Stated goal
Repeat, exactly and completely, the material that follows. Omit the pictures.

** Begin Record extracts **

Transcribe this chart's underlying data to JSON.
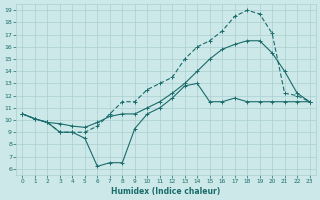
{
  "xlabel": "Humidex (Indice chaleur)",
  "background_color": "#cce8e8",
  "grid_color": "#aacfcf",
  "line_color": "#1a6b6b",
  "xlim": [
    -0.5,
    23.5
  ],
  "ylim": [
    5.5,
    19.5
  ],
  "xticks": [
    0,
    1,
    2,
    3,
    4,
    5,
    6,
    7,
    8,
    9,
    10,
    11,
    12,
    13,
    14,
    15,
    16,
    17,
    18,
    19,
    20,
    21,
    22,
    23
  ],
  "yticks": [
    6,
    7,
    8,
    9,
    10,
    11,
    12,
    13,
    14,
    15,
    16,
    17,
    18,
    19
  ],
  "line_min_x": [
    0,
    1,
    2,
    3,
    4,
    5,
    6,
    7,
    8,
    9,
    10,
    11,
    12,
    13,
    14,
    15,
    16,
    17,
    18,
    19,
    20,
    21,
    22,
    23
  ],
  "line_min_y": [
    10.5,
    10.1,
    9.8,
    9.0,
    9.0,
    8.5,
    6.2,
    6.5,
    6.5,
    9.3,
    10.5,
    11.0,
    11.8,
    12.8,
    13.0,
    11.5,
    11.5,
    11.8,
    11.5,
    11.5,
    11.5,
    11.5,
    11.5,
    11.5
  ],
  "line_mean_x": [
    0,
    1,
    2,
    3,
    4,
    5,
    6,
    7,
    8,
    9,
    10,
    11,
    12,
    13,
    14,
    15,
    16,
    17,
    18,
    19,
    20,
    21,
    22,
    23
  ],
  "line_mean_y": [
    10.5,
    10.1,
    9.8,
    9.7,
    9.5,
    9.4,
    9.8,
    10.3,
    10.5,
    10.5,
    11.0,
    11.5,
    12.2,
    13.0,
    14.0,
    15.0,
    15.8,
    16.2,
    16.5,
    16.5,
    15.5,
    14.0,
    12.2,
    11.5
  ],
  "line_max_x": [
    0,
    1,
    2,
    3,
    4,
    5,
    6,
    7,
    8,
    9,
    10,
    11,
    12,
    13,
    14,
    15,
    16,
    17,
    18,
    19,
    20,
    21,
    22,
    23
  ],
  "line_max_y": [
    10.5,
    10.1,
    9.8,
    9.0,
    9.0,
    9.0,
    9.5,
    10.5,
    11.5,
    11.5,
    12.5,
    13.0,
    13.5,
    15.0,
    16.0,
    16.5,
    17.3,
    18.5,
    19.0,
    18.7,
    17.1,
    12.2,
    12.0,
    11.5
  ]
}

** End Record extracts **

Solution to the problem
Transcribe this chart's underlying data to JSON.
{
  "xlabel": "Humidex (Indice chaleur)",
  "background_color": "#cce8e8",
  "grid_color": "#aacfcf",
  "line_color": "#1a6b6b",
  "xlim": [
    -0.5,
    23.5
  ],
  "ylim": [
    5.5,
    19.5
  ],
  "xticks": [
    0,
    1,
    2,
    3,
    4,
    5,
    6,
    7,
    8,
    9,
    10,
    11,
    12,
    13,
    14,
    15,
    16,
    17,
    18,
    19,
    20,
    21,
    22,
    23
  ],
  "yticks": [
    6,
    7,
    8,
    9,
    10,
    11,
    12,
    13,
    14,
    15,
    16,
    17,
    18,
    19
  ],
  "line_min_x": [
    0,
    1,
    2,
    3,
    4,
    5,
    6,
    7,
    8,
    9,
    10,
    11,
    12,
    13,
    14,
    15,
    16,
    17,
    18,
    19,
    20,
    21,
    22,
    23
  ],
  "line_min_y": [
    10.5,
    10.1,
    9.8,
    9.0,
    9.0,
    8.5,
    6.2,
    6.5,
    6.5,
    9.3,
    10.5,
    11.0,
    11.8,
    12.8,
    13.0,
    11.5,
    11.5,
    11.8,
    11.5,
    11.5,
    11.5,
    11.5,
    11.5,
    11.5
  ],
  "line_mean_x": [
    0,
    1,
    2,
    3,
    4,
    5,
    6,
    7,
    8,
    9,
    10,
    11,
    12,
    13,
    14,
    15,
    16,
    17,
    18,
    19,
    20,
    21,
    22,
    23
  ],
  "line_mean_y": [
    10.5,
    10.1,
    9.8,
    9.7,
    9.5,
    9.4,
    9.8,
    10.3,
    10.5,
    10.5,
    11.0,
    11.5,
    12.2,
    13.0,
    14.0,
    15.0,
    15.8,
    16.2,
    16.5,
    16.5,
    15.5,
    14.0,
    12.2,
    11.5
  ],
  "line_max_x": [
    0,
    1,
    2,
    3,
    4,
    5,
    6,
    7,
    8,
    9,
    10,
    11,
    12,
    13,
    14,
    15,
    16,
    17,
    18,
    19,
    20,
    21,
    22,
    23
  ],
  "line_max_y": [
    10.5,
    10.1,
    9.8,
    9.0,
    9.0,
    9.0,
    9.5,
    10.5,
    11.5,
    11.5,
    12.5,
    13.0,
    13.5,
    15.0,
    16.0,
    16.5,
    17.3,
    18.5,
    19.0,
    18.7,
    17.1,
    12.2,
    12.0,
    11.5
  ]
}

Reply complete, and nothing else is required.